→ TASK INPUTS

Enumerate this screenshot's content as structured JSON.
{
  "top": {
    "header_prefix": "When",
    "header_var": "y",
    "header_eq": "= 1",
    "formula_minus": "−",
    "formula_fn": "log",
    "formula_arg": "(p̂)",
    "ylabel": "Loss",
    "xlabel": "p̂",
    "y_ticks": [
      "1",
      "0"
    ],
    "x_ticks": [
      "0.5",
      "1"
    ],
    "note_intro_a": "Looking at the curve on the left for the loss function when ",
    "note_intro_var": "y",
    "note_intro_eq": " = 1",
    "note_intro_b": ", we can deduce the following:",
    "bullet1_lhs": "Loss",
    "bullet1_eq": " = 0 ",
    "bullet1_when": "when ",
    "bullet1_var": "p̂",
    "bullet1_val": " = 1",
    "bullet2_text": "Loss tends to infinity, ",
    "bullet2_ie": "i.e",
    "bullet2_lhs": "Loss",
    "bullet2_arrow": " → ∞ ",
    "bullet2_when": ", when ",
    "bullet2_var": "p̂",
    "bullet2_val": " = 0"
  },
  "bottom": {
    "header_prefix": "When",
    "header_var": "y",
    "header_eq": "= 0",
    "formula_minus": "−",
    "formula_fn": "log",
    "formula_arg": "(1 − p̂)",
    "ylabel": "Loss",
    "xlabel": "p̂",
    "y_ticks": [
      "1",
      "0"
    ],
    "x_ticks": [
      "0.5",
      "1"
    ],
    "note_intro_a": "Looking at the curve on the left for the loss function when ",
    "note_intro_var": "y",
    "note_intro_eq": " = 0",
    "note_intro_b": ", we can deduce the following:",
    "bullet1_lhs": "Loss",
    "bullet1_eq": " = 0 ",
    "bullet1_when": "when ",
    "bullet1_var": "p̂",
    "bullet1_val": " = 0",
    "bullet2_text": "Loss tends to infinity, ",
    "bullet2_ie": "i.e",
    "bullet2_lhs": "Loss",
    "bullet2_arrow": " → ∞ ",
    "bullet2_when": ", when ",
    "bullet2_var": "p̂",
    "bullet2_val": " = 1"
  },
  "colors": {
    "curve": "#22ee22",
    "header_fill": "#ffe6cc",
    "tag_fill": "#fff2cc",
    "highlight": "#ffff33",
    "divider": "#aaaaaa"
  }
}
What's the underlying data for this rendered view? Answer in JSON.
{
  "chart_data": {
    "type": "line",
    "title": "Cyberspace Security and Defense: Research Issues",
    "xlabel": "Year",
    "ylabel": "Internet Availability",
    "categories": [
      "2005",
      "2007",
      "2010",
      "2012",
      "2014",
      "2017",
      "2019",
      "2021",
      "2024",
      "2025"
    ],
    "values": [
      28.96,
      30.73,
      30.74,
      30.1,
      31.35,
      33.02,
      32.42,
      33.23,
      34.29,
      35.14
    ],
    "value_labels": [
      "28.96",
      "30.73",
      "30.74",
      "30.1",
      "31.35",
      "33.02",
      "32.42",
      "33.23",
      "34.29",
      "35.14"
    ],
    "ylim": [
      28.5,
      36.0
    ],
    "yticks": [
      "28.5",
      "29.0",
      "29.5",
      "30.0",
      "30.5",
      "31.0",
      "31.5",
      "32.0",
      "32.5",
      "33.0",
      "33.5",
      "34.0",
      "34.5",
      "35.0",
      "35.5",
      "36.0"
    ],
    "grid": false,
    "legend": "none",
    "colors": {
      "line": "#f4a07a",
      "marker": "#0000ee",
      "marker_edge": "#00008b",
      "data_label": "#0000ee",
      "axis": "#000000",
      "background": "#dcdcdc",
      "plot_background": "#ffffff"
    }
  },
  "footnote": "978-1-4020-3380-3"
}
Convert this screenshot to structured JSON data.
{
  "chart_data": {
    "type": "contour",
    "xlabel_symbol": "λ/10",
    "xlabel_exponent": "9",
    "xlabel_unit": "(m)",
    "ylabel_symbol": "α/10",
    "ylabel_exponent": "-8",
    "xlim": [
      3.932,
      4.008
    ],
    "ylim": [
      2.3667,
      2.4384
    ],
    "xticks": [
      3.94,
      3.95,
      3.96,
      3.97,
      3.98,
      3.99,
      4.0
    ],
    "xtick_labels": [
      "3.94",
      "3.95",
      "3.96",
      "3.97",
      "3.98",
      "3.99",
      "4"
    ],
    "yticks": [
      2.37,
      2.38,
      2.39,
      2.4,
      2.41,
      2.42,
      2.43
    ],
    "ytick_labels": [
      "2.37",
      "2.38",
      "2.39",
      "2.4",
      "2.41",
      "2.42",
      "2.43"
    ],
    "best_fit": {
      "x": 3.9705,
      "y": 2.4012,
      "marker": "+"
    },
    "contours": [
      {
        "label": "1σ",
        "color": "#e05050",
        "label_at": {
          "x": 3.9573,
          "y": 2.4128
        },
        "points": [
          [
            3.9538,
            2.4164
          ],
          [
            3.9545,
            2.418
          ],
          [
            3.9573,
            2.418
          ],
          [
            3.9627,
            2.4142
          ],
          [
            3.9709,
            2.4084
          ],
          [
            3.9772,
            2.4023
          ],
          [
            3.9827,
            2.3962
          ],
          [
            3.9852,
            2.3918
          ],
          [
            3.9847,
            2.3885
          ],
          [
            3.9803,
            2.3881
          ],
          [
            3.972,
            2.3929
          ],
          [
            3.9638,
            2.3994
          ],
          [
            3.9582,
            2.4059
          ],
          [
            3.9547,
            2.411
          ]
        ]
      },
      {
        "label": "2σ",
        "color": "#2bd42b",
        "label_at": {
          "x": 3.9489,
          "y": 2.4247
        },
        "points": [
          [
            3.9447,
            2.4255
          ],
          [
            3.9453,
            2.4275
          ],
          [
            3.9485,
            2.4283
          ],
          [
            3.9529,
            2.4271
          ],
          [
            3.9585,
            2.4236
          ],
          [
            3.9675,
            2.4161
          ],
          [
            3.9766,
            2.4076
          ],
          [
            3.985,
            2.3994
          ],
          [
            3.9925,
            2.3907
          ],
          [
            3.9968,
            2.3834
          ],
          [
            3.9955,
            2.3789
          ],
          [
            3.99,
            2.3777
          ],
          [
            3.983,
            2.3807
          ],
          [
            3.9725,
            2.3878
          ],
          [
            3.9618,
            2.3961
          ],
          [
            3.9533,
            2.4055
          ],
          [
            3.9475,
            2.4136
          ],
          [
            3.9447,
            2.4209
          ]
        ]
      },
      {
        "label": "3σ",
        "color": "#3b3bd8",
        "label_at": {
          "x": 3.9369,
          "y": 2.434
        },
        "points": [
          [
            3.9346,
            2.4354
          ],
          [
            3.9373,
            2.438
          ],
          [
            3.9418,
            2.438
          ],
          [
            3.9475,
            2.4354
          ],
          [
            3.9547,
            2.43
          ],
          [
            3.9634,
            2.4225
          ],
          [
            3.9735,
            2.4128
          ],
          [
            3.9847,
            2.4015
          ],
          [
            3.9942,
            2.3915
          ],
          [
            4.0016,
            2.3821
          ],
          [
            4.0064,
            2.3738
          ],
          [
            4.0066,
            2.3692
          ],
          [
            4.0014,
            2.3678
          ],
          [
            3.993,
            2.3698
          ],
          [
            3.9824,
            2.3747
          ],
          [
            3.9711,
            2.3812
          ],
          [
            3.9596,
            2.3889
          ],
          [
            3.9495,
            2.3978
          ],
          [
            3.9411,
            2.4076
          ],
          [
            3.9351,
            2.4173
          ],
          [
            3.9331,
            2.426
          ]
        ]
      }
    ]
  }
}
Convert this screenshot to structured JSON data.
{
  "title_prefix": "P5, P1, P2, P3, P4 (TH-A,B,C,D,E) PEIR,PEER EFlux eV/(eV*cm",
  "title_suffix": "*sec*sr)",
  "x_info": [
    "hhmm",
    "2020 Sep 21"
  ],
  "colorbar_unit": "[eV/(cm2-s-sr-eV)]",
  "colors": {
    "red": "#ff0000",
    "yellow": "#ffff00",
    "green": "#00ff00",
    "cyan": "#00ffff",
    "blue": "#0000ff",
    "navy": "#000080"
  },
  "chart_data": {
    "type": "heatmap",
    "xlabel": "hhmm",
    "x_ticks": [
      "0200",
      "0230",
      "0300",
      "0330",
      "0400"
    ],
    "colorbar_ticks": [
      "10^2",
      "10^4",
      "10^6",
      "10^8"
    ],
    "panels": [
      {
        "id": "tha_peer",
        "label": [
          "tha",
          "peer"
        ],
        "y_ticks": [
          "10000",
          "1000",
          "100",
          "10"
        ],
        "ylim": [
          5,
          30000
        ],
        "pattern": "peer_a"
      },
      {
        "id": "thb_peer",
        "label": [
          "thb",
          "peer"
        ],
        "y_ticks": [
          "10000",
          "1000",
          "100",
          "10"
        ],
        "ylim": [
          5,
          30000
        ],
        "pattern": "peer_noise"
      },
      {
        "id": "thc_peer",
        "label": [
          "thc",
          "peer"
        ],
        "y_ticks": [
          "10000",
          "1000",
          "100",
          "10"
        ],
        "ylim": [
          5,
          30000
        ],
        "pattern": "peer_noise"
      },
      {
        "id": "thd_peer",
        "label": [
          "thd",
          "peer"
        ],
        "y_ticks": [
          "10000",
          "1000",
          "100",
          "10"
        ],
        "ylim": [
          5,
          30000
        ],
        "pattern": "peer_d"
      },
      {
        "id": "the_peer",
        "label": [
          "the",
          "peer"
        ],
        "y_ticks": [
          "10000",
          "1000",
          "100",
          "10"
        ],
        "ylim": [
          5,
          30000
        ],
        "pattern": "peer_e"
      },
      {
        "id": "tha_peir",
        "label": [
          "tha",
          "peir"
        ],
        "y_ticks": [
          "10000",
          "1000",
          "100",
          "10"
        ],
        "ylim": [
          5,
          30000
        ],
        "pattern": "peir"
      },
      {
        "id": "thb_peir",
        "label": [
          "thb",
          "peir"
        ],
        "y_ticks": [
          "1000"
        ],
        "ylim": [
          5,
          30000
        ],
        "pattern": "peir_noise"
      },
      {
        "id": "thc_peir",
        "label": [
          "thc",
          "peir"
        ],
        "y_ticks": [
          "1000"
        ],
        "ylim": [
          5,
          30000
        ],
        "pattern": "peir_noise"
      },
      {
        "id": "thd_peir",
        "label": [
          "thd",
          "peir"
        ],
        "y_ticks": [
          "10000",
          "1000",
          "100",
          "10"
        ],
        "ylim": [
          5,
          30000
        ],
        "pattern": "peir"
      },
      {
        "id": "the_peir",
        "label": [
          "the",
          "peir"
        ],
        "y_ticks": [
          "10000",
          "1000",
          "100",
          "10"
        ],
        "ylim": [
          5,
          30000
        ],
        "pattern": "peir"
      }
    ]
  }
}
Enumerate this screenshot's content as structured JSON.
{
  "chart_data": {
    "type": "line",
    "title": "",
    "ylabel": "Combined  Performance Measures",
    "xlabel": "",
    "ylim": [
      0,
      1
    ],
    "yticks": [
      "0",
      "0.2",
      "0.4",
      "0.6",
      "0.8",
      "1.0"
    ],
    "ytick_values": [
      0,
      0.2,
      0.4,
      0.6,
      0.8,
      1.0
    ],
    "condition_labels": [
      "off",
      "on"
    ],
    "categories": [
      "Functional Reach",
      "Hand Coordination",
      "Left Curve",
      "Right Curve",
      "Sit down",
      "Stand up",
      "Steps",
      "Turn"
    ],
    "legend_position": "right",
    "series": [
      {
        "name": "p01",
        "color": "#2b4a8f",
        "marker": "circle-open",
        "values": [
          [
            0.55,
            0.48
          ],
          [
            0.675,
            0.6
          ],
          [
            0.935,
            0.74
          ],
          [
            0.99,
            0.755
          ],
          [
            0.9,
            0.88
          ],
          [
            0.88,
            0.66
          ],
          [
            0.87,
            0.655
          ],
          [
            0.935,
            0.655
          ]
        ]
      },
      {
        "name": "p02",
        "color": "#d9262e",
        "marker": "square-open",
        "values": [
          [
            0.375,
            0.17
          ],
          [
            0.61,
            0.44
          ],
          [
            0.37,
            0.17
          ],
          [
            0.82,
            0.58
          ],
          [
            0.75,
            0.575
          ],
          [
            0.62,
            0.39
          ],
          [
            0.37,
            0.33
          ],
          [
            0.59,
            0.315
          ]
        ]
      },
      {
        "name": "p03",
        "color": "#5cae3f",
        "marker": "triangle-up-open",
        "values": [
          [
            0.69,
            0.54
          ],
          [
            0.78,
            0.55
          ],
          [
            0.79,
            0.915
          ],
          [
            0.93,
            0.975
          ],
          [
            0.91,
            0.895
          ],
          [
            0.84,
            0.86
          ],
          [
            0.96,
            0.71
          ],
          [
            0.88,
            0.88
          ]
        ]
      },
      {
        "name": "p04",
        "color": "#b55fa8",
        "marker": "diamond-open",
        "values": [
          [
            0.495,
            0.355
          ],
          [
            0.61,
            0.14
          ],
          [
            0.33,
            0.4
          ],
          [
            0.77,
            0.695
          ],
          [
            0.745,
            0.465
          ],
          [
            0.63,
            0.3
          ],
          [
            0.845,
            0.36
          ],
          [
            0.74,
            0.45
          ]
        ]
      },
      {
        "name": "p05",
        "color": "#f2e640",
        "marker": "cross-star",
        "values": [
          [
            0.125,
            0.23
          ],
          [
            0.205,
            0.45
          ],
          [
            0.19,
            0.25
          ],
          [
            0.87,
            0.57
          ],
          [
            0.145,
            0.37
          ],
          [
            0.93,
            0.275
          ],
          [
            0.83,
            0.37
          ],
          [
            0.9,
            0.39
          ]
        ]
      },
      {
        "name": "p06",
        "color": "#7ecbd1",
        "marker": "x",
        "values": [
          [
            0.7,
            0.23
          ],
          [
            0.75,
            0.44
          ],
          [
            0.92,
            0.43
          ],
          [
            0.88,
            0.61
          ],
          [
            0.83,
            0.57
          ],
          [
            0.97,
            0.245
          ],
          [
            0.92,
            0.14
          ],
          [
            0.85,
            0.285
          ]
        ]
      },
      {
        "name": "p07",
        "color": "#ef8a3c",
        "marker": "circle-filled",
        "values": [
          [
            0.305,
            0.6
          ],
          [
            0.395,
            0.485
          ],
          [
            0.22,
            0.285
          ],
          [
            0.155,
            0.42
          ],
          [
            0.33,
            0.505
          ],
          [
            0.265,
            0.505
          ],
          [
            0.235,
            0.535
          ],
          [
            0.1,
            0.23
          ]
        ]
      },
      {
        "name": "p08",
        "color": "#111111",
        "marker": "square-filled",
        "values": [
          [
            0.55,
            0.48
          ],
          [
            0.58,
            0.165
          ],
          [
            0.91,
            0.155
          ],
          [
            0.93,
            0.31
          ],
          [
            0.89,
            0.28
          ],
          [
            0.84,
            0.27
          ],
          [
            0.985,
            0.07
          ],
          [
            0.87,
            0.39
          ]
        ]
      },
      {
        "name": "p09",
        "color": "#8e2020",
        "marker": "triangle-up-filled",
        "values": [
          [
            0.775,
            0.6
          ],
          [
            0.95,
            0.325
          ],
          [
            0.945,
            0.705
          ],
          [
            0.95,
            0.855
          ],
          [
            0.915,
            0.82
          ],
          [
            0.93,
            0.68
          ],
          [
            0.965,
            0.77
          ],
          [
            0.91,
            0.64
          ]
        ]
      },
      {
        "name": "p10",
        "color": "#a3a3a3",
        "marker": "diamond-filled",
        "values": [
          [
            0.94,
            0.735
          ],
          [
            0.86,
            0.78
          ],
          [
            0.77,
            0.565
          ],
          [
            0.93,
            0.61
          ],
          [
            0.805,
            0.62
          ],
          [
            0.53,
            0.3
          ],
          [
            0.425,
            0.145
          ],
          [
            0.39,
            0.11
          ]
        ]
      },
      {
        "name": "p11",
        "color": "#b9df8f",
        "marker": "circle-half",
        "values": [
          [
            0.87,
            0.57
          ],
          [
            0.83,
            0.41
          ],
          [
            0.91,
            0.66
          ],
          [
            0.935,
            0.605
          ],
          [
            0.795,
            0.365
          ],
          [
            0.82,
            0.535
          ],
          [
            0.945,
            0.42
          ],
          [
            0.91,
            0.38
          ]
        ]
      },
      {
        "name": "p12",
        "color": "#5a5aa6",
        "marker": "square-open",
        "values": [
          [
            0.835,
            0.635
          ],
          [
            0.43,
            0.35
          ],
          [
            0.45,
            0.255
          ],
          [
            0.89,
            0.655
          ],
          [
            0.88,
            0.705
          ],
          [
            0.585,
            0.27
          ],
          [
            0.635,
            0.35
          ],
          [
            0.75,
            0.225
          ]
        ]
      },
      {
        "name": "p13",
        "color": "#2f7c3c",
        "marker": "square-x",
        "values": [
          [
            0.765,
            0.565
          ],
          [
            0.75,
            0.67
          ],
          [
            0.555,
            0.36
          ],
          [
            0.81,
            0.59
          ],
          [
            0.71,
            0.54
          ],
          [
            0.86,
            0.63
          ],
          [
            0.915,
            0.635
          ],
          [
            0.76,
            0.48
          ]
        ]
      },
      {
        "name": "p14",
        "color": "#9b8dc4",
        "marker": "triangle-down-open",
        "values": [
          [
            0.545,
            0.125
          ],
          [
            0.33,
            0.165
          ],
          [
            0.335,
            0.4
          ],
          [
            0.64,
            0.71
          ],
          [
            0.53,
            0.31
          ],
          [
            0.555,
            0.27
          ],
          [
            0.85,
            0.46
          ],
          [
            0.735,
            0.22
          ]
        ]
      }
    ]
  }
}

→ TASK TO COMPLETE
Which lines above contain "triangle"? Show each of them.

→ WRITTEN ANSWER
        "marker": "triangle-up-open",
        "marker": "triangle-up-filled",
        "marker": "triangle-down-open",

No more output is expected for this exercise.